Given instruction —
Pull out every line of the listing below that contains the word "timpenning", matching case exactly.

— start —

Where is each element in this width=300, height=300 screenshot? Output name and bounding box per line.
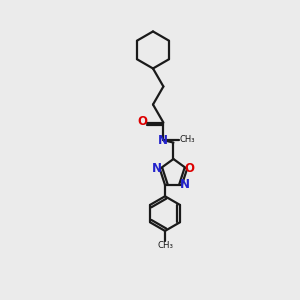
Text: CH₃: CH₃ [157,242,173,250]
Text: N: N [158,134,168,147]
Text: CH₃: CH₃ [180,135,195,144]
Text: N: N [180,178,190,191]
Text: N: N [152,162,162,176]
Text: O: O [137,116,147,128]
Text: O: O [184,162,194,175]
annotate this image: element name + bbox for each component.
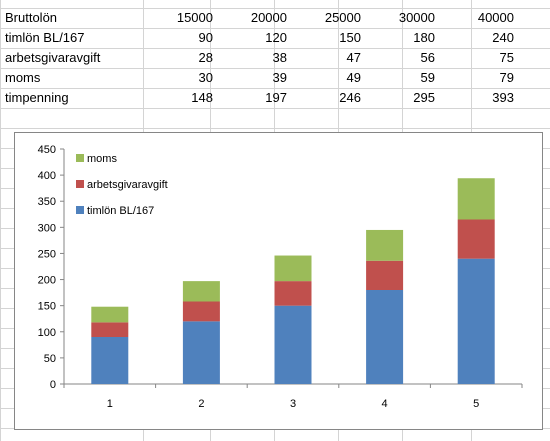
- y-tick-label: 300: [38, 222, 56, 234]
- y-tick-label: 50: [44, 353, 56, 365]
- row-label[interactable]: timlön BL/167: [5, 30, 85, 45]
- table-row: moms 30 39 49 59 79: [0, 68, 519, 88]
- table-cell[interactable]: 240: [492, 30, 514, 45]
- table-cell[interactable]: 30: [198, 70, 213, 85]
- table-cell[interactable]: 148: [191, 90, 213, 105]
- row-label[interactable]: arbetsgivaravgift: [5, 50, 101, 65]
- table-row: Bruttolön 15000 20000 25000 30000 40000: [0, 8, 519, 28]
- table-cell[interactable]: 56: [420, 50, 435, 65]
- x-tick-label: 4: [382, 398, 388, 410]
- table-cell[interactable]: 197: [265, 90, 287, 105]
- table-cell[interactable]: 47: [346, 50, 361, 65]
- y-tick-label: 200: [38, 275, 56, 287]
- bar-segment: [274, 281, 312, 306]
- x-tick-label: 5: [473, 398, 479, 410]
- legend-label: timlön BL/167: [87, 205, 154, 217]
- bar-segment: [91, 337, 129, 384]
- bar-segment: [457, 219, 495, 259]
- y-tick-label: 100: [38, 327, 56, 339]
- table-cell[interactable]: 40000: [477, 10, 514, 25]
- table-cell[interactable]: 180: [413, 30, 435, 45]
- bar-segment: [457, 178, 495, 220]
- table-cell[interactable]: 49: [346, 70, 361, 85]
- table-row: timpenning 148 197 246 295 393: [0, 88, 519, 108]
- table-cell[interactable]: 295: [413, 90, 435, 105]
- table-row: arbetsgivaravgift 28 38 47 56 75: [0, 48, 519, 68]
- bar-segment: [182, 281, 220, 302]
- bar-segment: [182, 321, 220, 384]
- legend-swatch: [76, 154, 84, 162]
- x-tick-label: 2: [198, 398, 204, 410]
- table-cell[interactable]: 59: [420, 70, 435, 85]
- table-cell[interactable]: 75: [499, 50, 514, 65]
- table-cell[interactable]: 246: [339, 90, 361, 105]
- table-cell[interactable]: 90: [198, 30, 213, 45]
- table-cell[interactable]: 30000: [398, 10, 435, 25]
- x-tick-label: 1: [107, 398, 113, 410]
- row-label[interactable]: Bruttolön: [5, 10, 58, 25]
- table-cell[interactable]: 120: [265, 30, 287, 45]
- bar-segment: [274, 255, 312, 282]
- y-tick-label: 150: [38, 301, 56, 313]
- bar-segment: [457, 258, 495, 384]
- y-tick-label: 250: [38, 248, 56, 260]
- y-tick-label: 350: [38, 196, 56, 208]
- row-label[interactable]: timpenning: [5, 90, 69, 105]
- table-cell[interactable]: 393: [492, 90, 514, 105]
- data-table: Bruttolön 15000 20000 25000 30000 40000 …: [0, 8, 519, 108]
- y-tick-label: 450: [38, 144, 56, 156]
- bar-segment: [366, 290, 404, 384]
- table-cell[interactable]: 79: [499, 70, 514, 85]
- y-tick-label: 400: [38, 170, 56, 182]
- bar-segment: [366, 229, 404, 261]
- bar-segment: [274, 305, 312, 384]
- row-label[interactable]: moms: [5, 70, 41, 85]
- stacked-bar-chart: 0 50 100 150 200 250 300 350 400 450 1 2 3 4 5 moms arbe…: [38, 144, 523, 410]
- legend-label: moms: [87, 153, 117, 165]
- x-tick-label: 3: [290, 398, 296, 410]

— end —

Result for this task —
- table-row: timpenning 148 197 246 295 393: [0, 88, 519, 108]
- row-label[interactable]: timpenning: [5, 90, 69, 105]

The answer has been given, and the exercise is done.